#### Recorded data:
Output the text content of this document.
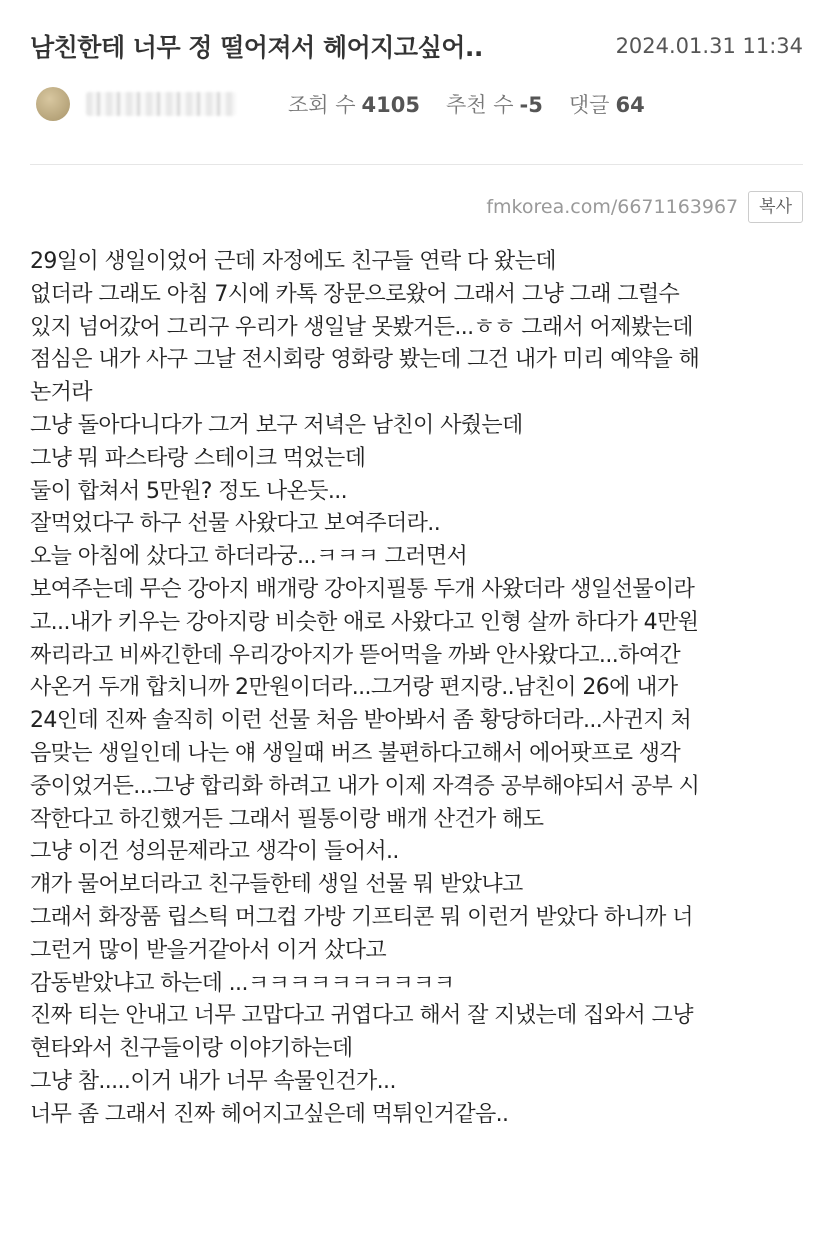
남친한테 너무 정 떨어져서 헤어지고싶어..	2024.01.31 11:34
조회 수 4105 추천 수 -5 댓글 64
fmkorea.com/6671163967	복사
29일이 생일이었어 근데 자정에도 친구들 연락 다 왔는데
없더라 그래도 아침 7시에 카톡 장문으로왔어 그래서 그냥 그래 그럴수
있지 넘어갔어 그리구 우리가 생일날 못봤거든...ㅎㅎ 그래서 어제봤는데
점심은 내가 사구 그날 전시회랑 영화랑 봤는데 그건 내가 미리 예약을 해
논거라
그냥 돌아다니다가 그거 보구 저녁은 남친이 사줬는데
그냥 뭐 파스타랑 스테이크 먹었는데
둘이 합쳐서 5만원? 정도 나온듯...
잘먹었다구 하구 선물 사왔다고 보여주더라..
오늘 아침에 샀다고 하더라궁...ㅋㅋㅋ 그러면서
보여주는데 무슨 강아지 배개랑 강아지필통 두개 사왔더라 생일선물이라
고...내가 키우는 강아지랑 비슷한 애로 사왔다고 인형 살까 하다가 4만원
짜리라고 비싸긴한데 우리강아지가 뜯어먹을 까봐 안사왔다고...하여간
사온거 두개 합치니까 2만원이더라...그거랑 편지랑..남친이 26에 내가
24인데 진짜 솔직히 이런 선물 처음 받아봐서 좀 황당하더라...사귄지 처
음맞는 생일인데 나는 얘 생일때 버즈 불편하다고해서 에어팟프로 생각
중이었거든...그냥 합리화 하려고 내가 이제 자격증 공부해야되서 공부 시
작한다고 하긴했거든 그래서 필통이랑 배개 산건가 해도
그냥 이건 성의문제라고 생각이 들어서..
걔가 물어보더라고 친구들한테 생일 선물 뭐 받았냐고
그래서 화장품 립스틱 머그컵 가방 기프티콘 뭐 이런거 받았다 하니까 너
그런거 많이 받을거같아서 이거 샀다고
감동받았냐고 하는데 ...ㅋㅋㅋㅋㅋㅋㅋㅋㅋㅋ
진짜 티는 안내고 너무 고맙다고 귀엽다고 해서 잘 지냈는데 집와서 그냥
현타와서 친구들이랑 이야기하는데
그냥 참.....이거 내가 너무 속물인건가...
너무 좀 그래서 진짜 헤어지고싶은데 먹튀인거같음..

#### EXERCISE:
Quote every record above exactly, omitting any pictures they contain.

#### FULL OUTPUT:
Output the text content of this document.
남친한테 너무 정 떨어져서 헤어지고싶어..	2024.01.31 11:34
조회 수 4105 추천 수 -5 댓글 64
fmkorea.com/6671163967	복사
29일이 생일이었어 근데 자정에도 친구들 연락 다 왔는데
없더라 그래도 아침 7시에 카톡 장문으로왔어 그래서 그냥 그래 그럴수
있지 넘어갔어 그리구 우리가 생일날 못봤거든...ㅎㅎ 그래서 어제봤는데
점심은 내가 사구 그날 전시회랑 영화랑 봤는데 그건 내가 미리 예약을 해
논거라
그냥 돌아다니다가 그거 보구 저녁은 남친이 사줬는데
그냥 뭐 파스타랑 스테이크 먹었는데
둘이 합쳐서 5만원? 정도 나온듯...
잘먹었다구 하구 선물 사왔다고 보여주더라..
오늘 아침에 샀다고 하더라궁...ㅋㅋㅋ 그러면서
보여주는데 무슨 강아지 배개랑 강아지필통 두개 사왔더라 생일선물이라
고...내가 키우는 강아지랑 비슷한 애로 사왔다고 인형 살까 하다가 4만원
짜리라고 비싸긴한데 우리강아지가 뜯어먹을 까봐 안사왔다고...하여간
사온거 두개 합치니까 2만원이더라...그거랑 편지랑..남친이 26에 내가
24인데 진짜 솔직히 이런 선물 처음 받아봐서 좀 황당하더라...사귄지 처
음맞는 생일인데 나는 얘 생일때 버즈 불편하다고해서 에어팟프로 생각
중이었거든...그냥 합리화 하려고 내가 이제 자격증 공부해야되서 공부 시
작한다고 하긴했거든 그래서 필통이랑 배개 산건가 해도
그냥 이건 성의문제라고 생각이 들어서..
걔가 물어보더라고 친구들한테 생일 선물 뭐 받았냐고
그래서 화장품 립스틱 머그컵 가방 기프티콘 뭐 이런거 받았다 하니까 너
그런거 많이 받을거같아서 이거 샀다고
감동받았냐고 하는데 ...ㅋㅋㅋㅋㅋㅋㅋㅋㅋㅋ
진짜 티는 안내고 너무 고맙다고 귀엽다고 해서 잘 지냈는데 집와서 그냥
현타와서 친구들이랑 이야기하는데
그냥 참.....이거 내가 너무 속물인건가...
너무 좀 그래서 진짜 헤어지고싶은데 먹튀인거같음..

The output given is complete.